:: What the task requires ::
Answer with a single number: the count of lines that hold "JSON".
— start Data to use —
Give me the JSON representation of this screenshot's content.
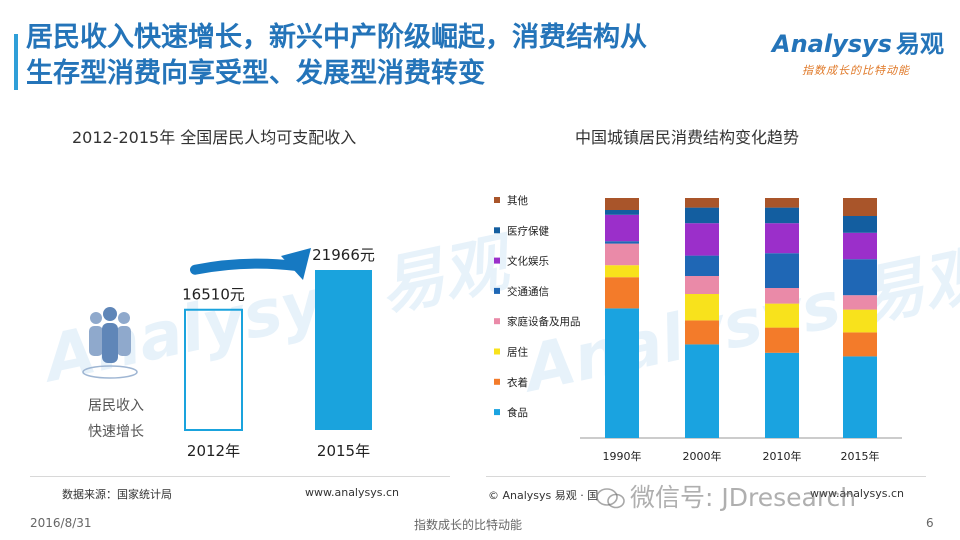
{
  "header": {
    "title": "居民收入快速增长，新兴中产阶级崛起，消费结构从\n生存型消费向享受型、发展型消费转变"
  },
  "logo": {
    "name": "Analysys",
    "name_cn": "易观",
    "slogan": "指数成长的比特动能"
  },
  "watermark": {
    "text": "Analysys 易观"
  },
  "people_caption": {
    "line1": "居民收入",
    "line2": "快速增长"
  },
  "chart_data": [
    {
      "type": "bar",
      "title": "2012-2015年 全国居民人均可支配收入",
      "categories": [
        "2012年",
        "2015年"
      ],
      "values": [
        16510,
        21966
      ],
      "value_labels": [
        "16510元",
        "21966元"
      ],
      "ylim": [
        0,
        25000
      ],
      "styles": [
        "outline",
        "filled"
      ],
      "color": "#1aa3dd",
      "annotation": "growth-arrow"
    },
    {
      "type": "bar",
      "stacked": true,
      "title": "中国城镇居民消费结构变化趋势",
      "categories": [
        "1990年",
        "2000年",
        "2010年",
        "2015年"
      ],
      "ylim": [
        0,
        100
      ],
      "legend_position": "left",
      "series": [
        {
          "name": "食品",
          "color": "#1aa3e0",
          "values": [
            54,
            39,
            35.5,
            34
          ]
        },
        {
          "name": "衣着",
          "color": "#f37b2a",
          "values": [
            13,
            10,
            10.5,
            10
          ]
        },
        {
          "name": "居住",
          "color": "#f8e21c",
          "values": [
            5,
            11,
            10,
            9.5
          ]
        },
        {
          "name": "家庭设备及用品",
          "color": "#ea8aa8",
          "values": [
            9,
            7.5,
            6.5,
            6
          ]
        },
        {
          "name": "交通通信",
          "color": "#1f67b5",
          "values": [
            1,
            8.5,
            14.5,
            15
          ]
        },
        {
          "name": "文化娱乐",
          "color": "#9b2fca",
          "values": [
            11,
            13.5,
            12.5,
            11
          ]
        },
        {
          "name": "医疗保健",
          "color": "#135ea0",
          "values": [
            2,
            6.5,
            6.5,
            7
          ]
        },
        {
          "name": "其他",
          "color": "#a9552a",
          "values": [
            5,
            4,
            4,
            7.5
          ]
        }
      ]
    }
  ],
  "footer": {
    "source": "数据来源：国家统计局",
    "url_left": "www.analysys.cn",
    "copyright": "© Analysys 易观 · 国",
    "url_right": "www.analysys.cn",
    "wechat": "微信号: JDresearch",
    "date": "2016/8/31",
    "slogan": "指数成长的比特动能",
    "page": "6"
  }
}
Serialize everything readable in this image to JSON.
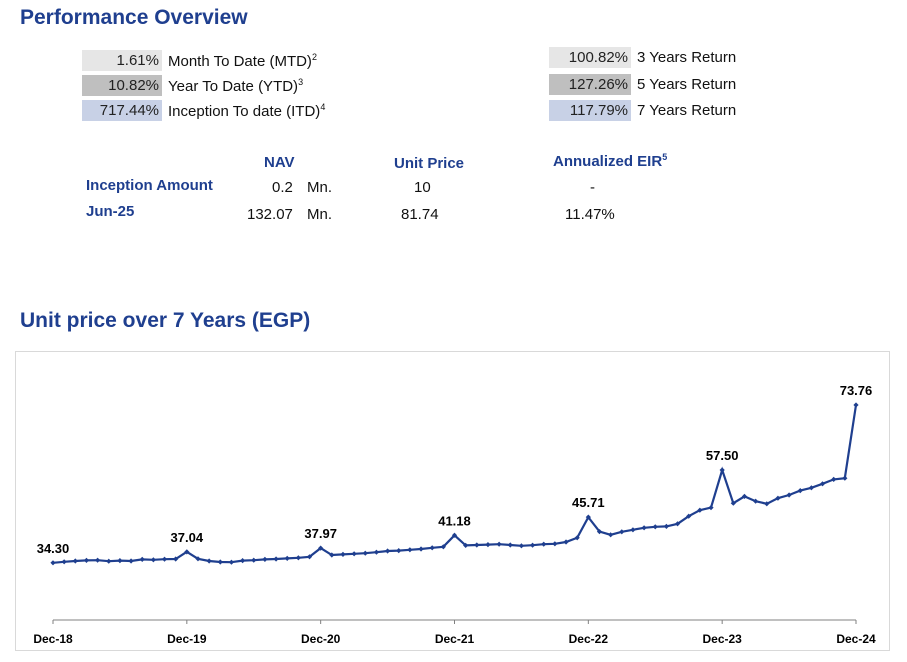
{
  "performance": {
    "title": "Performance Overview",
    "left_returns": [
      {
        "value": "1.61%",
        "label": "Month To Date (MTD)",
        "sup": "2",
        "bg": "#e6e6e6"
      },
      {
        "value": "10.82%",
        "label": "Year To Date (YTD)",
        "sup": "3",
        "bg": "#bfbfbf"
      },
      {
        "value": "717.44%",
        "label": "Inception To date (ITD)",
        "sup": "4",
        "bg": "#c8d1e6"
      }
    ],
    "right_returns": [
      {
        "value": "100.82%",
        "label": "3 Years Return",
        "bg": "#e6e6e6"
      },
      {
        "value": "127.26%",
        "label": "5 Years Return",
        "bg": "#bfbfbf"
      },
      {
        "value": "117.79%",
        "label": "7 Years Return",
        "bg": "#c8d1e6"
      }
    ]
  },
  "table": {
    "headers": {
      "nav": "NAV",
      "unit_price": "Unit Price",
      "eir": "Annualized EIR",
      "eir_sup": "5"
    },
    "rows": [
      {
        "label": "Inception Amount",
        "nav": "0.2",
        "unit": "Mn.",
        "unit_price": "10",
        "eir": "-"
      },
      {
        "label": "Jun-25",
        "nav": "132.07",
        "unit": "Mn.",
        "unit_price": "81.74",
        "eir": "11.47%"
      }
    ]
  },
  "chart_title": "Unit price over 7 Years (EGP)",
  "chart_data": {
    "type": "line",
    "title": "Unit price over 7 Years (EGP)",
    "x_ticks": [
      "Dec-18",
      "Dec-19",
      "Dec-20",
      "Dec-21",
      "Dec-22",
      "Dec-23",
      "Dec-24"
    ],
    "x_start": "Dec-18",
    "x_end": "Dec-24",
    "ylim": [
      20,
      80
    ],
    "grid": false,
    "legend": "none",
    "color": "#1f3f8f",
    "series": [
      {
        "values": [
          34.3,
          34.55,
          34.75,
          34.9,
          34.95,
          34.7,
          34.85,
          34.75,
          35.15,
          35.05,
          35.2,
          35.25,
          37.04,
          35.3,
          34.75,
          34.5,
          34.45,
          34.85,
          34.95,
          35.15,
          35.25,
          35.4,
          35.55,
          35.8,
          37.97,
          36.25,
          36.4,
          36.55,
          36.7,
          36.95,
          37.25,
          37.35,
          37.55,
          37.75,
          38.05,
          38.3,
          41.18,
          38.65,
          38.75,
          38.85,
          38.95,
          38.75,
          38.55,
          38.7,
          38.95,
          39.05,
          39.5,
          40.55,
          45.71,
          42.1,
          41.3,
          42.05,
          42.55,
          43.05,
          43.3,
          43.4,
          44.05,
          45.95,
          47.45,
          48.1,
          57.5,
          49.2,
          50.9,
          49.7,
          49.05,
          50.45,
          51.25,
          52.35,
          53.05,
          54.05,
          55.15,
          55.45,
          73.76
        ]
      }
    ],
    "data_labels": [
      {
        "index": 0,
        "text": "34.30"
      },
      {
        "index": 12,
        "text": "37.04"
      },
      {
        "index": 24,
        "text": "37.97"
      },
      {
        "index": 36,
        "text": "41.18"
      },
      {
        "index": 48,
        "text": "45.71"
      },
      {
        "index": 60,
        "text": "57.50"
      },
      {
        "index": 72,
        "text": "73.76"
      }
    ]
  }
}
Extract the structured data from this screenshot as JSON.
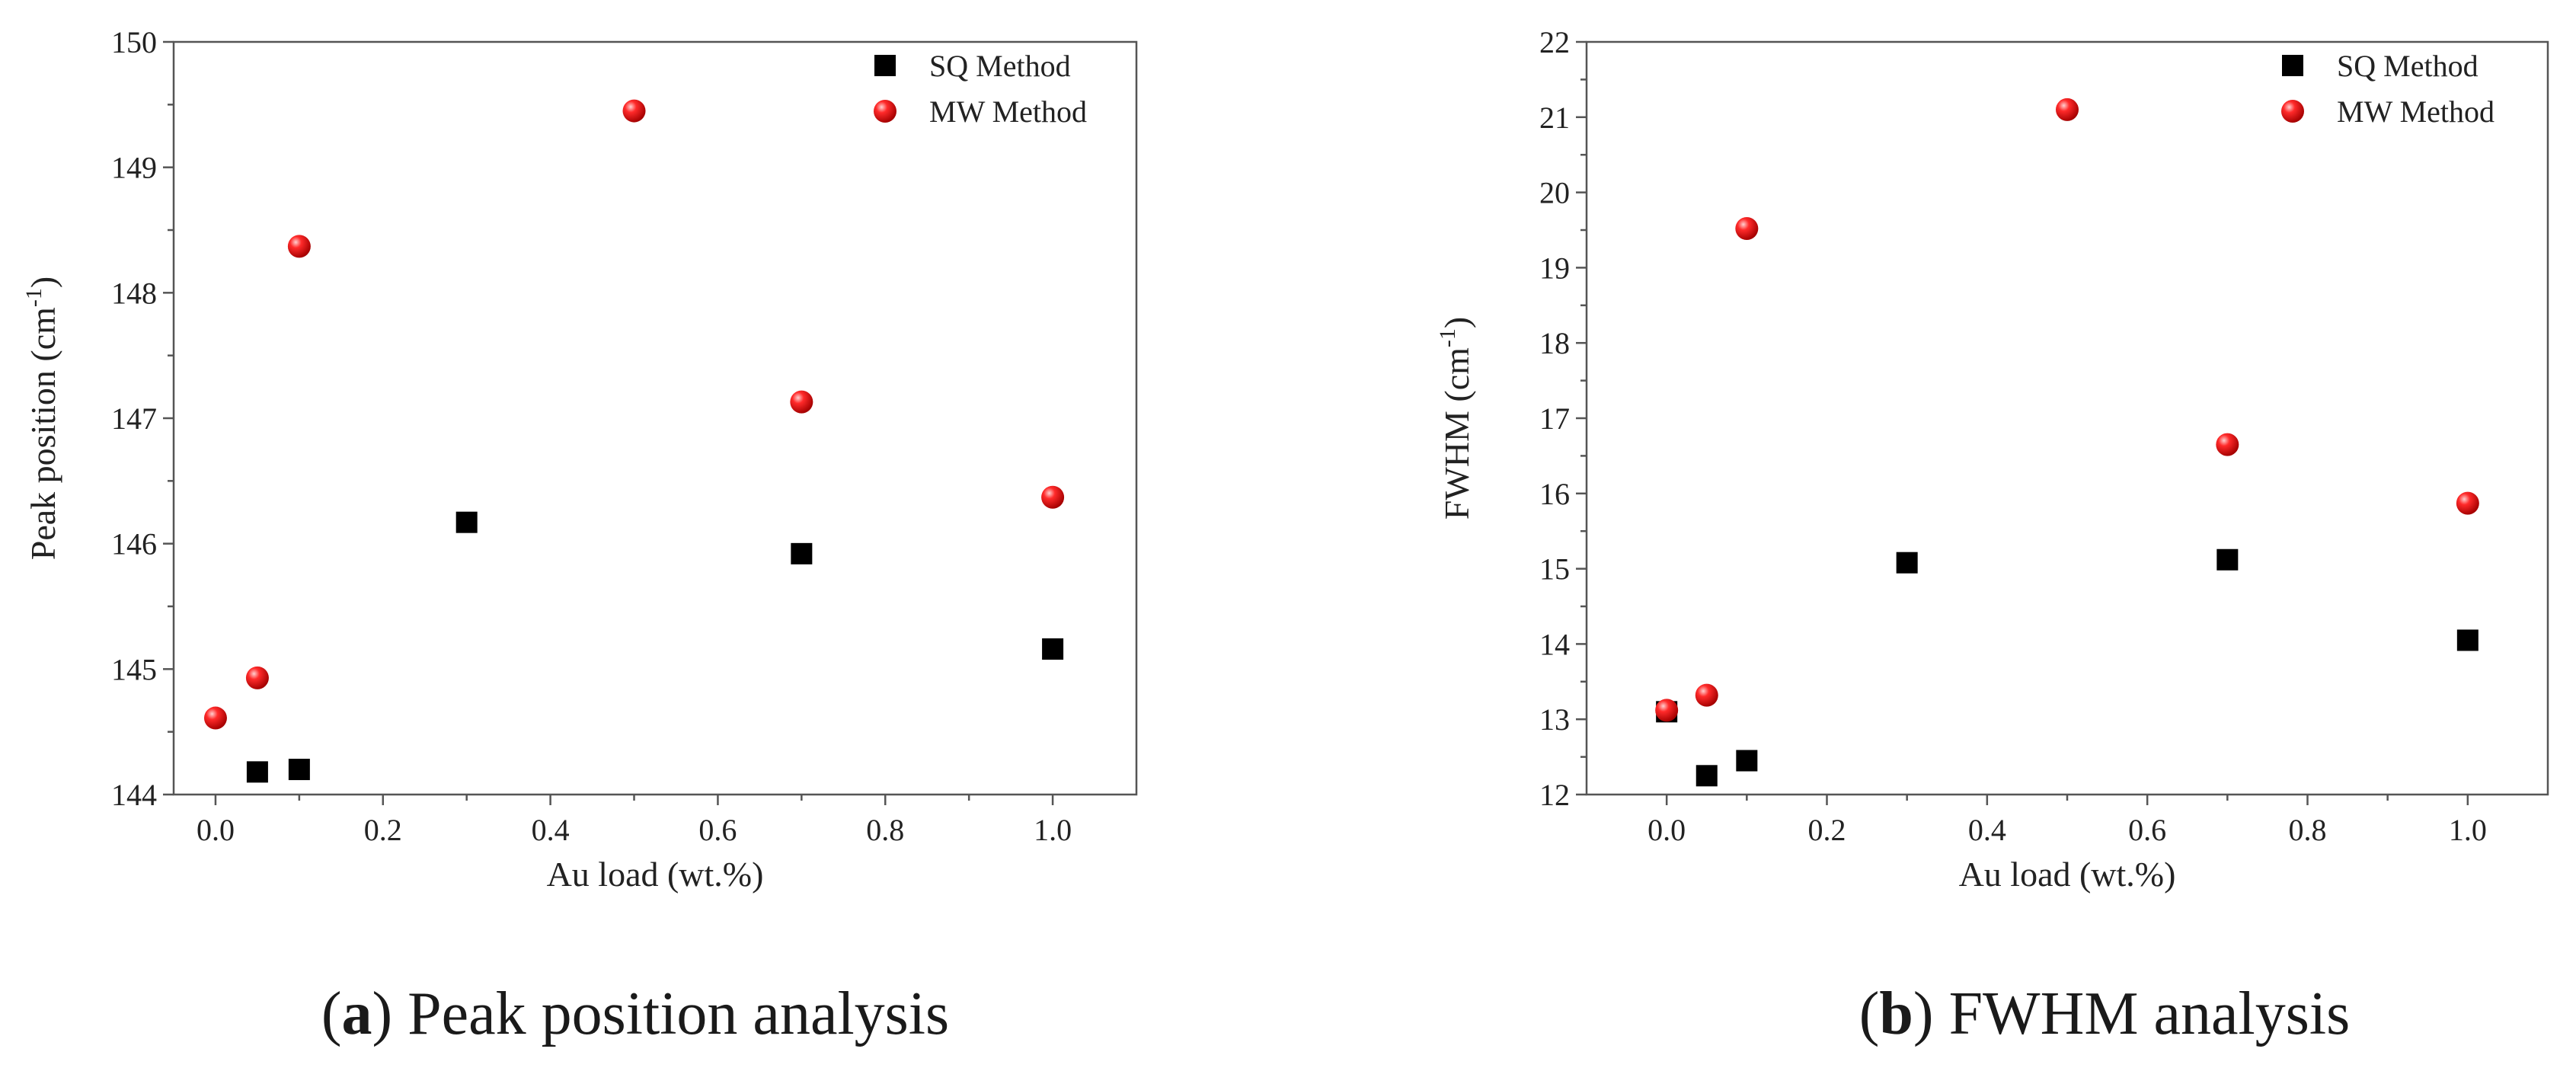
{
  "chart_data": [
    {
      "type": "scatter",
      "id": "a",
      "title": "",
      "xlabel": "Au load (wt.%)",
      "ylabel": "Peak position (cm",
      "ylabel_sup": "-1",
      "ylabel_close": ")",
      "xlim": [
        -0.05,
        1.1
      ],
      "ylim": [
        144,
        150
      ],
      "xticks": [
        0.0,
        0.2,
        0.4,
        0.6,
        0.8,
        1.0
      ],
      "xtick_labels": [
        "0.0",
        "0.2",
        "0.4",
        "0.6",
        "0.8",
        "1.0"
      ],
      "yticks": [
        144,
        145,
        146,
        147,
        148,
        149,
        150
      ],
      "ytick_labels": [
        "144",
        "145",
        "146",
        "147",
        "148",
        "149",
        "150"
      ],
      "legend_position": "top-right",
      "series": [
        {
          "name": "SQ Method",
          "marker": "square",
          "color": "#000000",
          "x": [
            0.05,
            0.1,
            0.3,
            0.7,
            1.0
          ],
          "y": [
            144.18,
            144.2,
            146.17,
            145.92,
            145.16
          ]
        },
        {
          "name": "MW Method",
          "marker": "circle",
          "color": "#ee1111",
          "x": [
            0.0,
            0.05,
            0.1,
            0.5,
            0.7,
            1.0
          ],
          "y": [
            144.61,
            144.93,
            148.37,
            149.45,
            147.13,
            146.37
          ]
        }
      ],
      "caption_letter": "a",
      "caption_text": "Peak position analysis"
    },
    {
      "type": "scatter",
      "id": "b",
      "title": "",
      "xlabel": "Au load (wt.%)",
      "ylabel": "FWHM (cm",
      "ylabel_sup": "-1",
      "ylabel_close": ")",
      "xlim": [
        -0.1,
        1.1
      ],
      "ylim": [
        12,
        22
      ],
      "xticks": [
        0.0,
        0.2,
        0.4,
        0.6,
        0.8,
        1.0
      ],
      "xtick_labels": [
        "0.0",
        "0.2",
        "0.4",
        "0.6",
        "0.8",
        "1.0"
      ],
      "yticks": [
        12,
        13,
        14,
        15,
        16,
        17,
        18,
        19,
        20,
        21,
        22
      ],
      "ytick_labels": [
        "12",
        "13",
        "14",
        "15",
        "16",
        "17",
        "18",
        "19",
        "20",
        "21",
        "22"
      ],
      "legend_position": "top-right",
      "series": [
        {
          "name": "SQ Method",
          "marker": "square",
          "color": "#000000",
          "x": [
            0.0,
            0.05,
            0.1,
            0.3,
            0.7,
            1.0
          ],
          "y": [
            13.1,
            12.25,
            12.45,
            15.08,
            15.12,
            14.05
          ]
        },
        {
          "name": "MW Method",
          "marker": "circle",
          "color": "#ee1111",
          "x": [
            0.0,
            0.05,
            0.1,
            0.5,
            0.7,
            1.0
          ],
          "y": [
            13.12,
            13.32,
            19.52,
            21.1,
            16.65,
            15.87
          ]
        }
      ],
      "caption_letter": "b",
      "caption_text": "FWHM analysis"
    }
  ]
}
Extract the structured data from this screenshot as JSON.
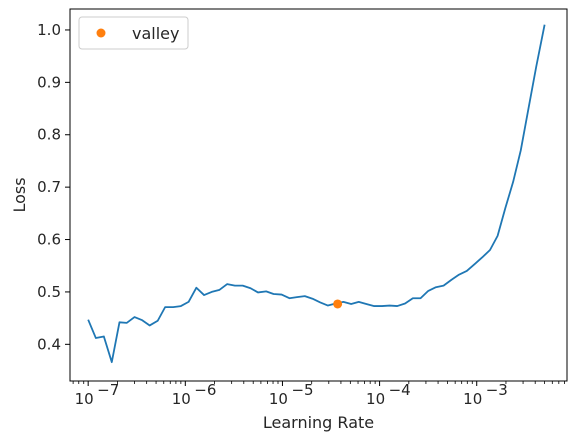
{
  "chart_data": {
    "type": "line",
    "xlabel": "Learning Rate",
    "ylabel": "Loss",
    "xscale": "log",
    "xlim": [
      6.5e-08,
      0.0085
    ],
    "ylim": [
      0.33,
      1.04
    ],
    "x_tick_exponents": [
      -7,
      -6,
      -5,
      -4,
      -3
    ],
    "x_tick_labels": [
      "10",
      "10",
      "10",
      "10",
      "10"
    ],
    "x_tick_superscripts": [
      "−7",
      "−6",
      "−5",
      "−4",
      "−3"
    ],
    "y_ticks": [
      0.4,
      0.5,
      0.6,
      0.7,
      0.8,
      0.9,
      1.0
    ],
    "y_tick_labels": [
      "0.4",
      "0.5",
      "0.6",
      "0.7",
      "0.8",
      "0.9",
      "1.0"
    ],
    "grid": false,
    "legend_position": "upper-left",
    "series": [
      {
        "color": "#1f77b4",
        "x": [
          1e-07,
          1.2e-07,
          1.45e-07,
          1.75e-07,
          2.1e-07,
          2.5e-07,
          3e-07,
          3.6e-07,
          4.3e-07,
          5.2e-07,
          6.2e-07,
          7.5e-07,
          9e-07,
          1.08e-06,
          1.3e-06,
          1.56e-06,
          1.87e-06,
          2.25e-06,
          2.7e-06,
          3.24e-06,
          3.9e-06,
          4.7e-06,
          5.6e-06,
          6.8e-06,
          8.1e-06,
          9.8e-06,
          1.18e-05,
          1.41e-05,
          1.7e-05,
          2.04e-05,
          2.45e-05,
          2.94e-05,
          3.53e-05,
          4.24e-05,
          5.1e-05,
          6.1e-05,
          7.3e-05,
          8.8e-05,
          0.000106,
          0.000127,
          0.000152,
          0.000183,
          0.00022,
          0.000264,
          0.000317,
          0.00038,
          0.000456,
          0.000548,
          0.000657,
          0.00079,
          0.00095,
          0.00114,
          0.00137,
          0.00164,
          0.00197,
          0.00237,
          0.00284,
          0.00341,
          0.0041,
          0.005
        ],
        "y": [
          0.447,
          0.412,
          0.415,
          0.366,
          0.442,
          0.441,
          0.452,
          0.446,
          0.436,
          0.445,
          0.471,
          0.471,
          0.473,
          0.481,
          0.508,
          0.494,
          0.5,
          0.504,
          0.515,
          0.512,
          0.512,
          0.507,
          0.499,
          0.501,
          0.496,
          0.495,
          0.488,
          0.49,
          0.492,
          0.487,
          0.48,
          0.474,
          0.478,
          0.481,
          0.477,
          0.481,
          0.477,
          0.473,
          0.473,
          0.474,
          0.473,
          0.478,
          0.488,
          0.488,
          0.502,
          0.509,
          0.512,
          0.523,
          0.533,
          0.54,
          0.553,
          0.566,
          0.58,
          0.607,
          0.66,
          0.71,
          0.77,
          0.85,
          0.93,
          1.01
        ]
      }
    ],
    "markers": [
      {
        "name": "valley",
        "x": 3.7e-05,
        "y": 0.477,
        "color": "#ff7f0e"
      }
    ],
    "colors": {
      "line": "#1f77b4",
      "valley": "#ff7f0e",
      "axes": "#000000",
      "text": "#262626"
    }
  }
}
— end Data to use —
:: Correct result ::
4